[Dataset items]
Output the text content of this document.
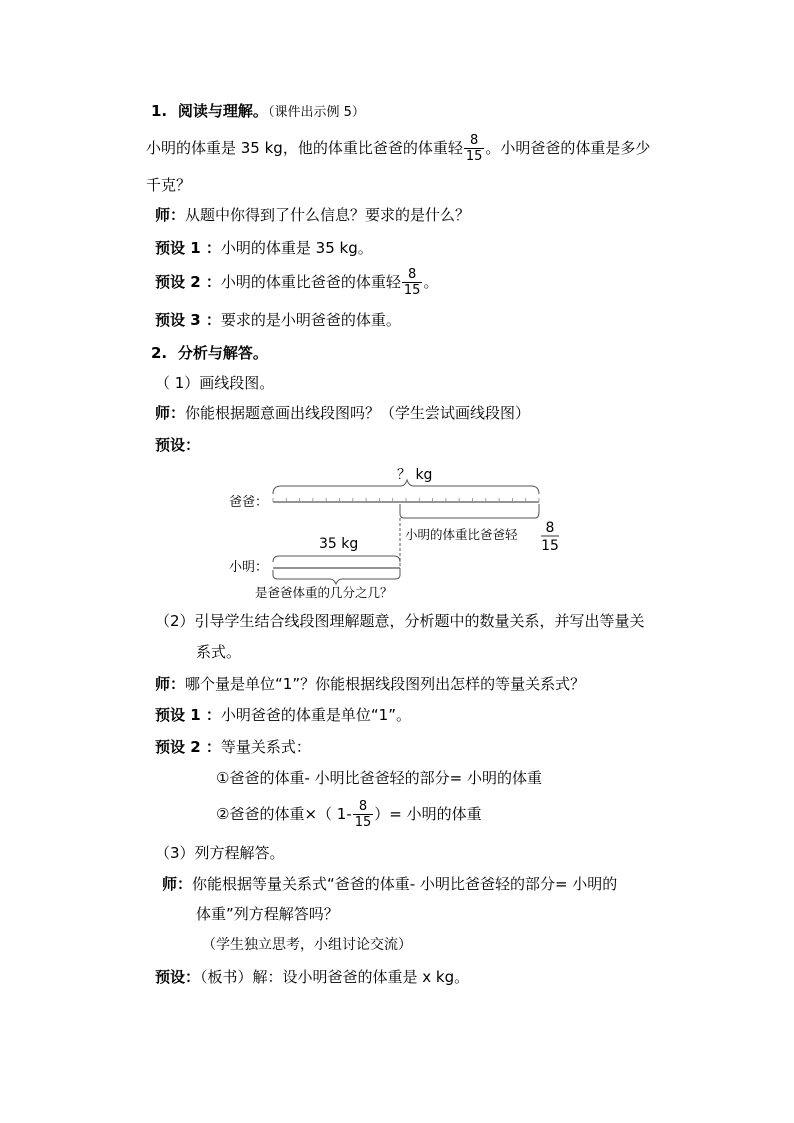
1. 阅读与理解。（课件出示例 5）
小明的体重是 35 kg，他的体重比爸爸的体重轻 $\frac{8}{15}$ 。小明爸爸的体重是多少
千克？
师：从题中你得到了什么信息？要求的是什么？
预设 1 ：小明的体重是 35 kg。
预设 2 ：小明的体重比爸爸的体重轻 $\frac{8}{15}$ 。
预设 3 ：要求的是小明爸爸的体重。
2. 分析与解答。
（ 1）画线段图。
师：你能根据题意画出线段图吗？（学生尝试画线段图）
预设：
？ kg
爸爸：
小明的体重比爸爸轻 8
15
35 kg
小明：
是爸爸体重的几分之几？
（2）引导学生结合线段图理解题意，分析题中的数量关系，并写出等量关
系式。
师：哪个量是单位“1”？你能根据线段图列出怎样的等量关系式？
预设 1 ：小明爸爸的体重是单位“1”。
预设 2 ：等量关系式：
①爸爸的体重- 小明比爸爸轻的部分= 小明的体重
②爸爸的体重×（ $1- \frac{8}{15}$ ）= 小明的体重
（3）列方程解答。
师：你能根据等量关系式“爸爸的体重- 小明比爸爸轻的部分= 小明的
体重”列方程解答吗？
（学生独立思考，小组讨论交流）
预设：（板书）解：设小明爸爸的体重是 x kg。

• GIVEN PROBLEM:
Every line is to be duplicated exactly, though pictures stay out.

• REPLY:
Output the text content of this document.
1. 阅读与理解。（课件出示例 5）
小明的体重是 35 kg，他的体重比爸爸的体重轻 $\frac{8}{15}$ 。小明爸爸的体重是多少
千克？
师：从题中你得到了什么信息？要求的是什么？
预设 1 ：小明的体重是 35 kg。
预设 2 ：小明的体重比爸爸的体重轻 $\frac{8}{15}$ 。
预设 3 ：要求的是小明爸爸的体重。
2. 分析与解答。
（ 1）画线段图。
师：你能根据题意画出线段图吗？（学生尝试画线段图）
预设：
？ kg
爸爸：
小明的体重比爸爸轻 8
15
35 kg
小明：
是爸爸体重的几分之几？
（2）引导学生结合线段图理解题意，分析题中的数量关系，并写出等量关
系式。
师：哪个量是单位“1”？你能根据线段图列出怎样的等量关系式？
预设 1 ：小明爸爸的体重是单位“1”。
预设 2 ：等量关系式：
①爸爸的体重- 小明比爸爸轻的部分= 小明的体重
②爸爸的体重×（ $1- \frac{8}{15}$ ）= 小明的体重
（3）列方程解答。
师：你能根据等量关系式“爸爸的体重- 小明比爸爸轻的部分= 小明的
体重”列方程解答吗？
（学生独立思考，小组讨论交流）
预设：（板书）解：设小明爸爸的体重是 x kg。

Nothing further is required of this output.